* WORK INSTRUCTIONS: Print out the entries below with no edits.
---------- INPUT MATERIAL
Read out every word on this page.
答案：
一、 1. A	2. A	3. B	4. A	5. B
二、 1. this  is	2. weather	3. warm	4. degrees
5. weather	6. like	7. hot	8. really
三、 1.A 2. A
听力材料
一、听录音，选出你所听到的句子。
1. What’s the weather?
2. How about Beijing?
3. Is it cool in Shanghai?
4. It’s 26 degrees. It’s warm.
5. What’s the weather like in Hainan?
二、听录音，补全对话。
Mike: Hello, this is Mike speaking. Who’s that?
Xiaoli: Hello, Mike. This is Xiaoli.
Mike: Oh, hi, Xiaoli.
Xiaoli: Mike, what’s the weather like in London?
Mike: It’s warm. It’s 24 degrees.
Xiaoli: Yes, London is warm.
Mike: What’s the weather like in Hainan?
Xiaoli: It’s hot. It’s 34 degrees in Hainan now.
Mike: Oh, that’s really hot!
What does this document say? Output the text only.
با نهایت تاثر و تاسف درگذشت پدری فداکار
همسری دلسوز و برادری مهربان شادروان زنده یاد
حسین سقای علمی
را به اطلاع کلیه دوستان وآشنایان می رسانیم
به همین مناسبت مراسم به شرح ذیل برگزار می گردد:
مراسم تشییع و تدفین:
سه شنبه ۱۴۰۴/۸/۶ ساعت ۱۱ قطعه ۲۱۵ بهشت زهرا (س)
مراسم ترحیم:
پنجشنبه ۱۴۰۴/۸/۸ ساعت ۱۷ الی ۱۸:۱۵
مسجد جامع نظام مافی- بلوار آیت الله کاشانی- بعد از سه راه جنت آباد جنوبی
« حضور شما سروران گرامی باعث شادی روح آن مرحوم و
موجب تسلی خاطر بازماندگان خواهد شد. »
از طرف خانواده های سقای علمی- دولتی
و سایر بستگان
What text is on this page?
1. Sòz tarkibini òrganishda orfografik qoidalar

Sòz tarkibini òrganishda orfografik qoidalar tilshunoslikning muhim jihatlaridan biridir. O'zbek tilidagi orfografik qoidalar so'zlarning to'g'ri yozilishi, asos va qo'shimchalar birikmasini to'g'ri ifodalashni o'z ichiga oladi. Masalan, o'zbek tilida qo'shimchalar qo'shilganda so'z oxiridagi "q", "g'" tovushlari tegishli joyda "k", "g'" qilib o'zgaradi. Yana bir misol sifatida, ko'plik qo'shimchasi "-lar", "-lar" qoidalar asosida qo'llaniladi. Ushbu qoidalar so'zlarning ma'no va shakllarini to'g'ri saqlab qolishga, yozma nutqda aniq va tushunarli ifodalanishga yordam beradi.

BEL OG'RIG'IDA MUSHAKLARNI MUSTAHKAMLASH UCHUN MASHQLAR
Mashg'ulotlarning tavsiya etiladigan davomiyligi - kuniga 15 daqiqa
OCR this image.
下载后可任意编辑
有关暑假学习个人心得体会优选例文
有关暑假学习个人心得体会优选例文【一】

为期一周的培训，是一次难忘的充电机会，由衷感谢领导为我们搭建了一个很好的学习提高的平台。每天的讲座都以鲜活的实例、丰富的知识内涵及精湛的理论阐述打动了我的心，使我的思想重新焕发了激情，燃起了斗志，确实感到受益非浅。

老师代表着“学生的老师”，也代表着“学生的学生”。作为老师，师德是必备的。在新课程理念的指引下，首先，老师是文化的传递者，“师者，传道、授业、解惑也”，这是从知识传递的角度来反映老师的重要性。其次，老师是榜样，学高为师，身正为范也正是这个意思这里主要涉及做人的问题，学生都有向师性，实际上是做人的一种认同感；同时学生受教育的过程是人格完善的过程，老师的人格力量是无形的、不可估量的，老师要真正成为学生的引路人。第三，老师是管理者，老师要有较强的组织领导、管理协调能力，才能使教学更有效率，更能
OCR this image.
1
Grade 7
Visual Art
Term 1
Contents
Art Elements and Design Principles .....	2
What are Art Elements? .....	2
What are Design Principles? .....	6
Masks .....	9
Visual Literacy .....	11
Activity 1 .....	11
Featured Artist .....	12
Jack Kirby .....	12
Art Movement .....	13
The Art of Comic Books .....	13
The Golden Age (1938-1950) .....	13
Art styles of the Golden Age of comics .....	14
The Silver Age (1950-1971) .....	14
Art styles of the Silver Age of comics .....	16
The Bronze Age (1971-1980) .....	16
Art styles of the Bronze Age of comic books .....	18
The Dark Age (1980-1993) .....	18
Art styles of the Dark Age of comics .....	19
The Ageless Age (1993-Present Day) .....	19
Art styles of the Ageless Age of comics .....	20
--------------------
* ANSWER FOR THE TASK:
Read out every word on this page.
答案：
一、 1. A	2. A	3. B	4. A	5. B
二、 1. this  is	2. weather	3. warm	4. degrees
5. weather	6. like	7. hot	8. really
三、 1.A 2. A
听力材料
一、听录音，选出你所听到的句子。
1. What’s the weather?
2. How about Beijing?
3. Is it cool in Shanghai?
4. It’s 26 degrees. It’s warm.
5. What’s the weather like in Hainan?
二、听录音，补全对话。
Mike: Hello, this is Mike speaking. Who’s that?
Xiaoli: Hello, Mike. This is Xiaoli.
Mike: Oh, hi, Xiaoli.
Xiaoli: Mike, what’s the weather like in London?
Mike: It’s warm. It’s 24 degrees.
Xiaoli: Yes, London is warm.
Mike: What’s the weather like in Hainan?
Xiaoli: It’s hot. It’s 34 degrees in Hainan now.
Mike: Oh, that’s really hot!
What does this document say? Output the text only.
با نهایت تاثر و تاسف درگذشت پدری فداکار
همسری دلسوز و برادری مهربان شادروان زنده یاد
حسین سقای علمی
را به اطلاع کلیه دوستان وآشنایان می رسانیم
به همین مناسبت مراسم به شرح ذیل برگزار می گردد:
مراسم تشییع و تدفین:
سه شنبه ۱۴۰۴/۸/۶ ساعت ۱۱ قطعه ۲۱۵ بهشت زهرا (س)
مراسم ترحیم:
پنجشنبه ۱۴۰۴/۸/۸ ساعت ۱۷ الی ۱۸:۱۵
مسجد جامع نظام مافی- بلوار آیت الله کاشانی- بعد از سه راه جنت آباد جنوبی
« حضور شما سروران گرامی باعث شادی روح آن مرحوم و
موجب تسلی خاطر بازماندگان خواهد شد. »
از طرف خانواده های سقای علمی- دولتی
و سایر بستگان
What text is on this page?
1. Sòz tarkibini òrganishda orfografik qoidalar

Sòz tarkibini òrganishda orfografik qoidalar tilshunoslikning muhim jihatlaridan biridir. O'zbek tilidagi orfografik qoidalar so'zlarning to'g'ri yozilishi, asos va qo'shimchalar birikmasini to'g'ri ifodalashni o'z ichiga oladi. Masalan, o'zbek tilida qo'shimchalar qo'shilganda so'z oxiridagi "q", "g'" tovushlari tegishli joyda "k", "g'" qilib o'zgaradi. Yana bir misol sifatida, ko'plik qo'shimchasi "-lar", "-lar" qoidalar asosida qo'llaniladi. Ushbu qoidalar so'zlarning ma'no va shakllarini to'g'ri saqlab qolishga, yozma nutqda aniq va tushunarli ifodalanishga yordam beradi.

BEL OG'RIG'IDA MUSHAKLARNI MUSTAHKAMLASH UCHUN MASHQLAR
Mashg'ulotlarning tavsiya etiladigan davomiyligi - kuniga 15 daqiqa
OCR this image.
下载后可任意编辑
有关暑假学习个人心得体会优选例文
有关暑假学习个人心得体会优选例文【一】

为期一周的培训，是一次难忘的充电机会，由衷感谢领导为我们搭建了一个很好的学习提高的平台。每天的讲座都以鲜活的实例、丰富的知识内涵及精湛的理论阐述打动了我的心，使我的思想重新焕发了激情，燃起了斗志，确实感到受益非浅。

老师代表着“学生的老师”，也代表着“学生的学生”。作为老师，师德是必备的。在新课程理念的指引下，首先，老师是文化的传递者，“师者，传道、授业、解惑也”，这是从知识传递的角度来反映老师的重要性。其次，老师是榜样，学高为师，身正为范也正是这个意思这里主要涉及做人的问题，学生都有向师性，实际上是做人的一种认同感；同时学生受教育的过程是人格完善的过程，老师的人格力量是无形的、不可估量的，老师要真正成为学生的引路人。第三，老师是管理者，老师要有较强的组织领导、管理协调能力，才能使教学更有效率，更能
OCR this image.
1
Grade 7
Visual Art
Term 1
Contents
Art Elements and Design Principles .....	2
What are Art Elements? .....	2
What are Design Principles? .....	6
Masks .....	9
Visual Literacy .....	11
Activity 1 .....	11
Featured Artist .....	12
Jack Kirby .....	12
Art Movement .....	13
The Art of Comic Books .....	13
The Golden Age (1938-1950) .....	13
Art styles of the Golden Age of comics .....	14
The Silver Age (1950-1971) .....	14
Art styles of the Silver Age of comics .....	16
The Bronze Age (1971-1980) .....	16
Art styles of the Bronze Age of comic books .....	18
The Dark Age (1980-1993) .....	18
Art styles of the Dark Age of comics .....	19
The Ageless Age (1993-Present Day) .....	19
Art styles of the Ageless Age of comics .....	20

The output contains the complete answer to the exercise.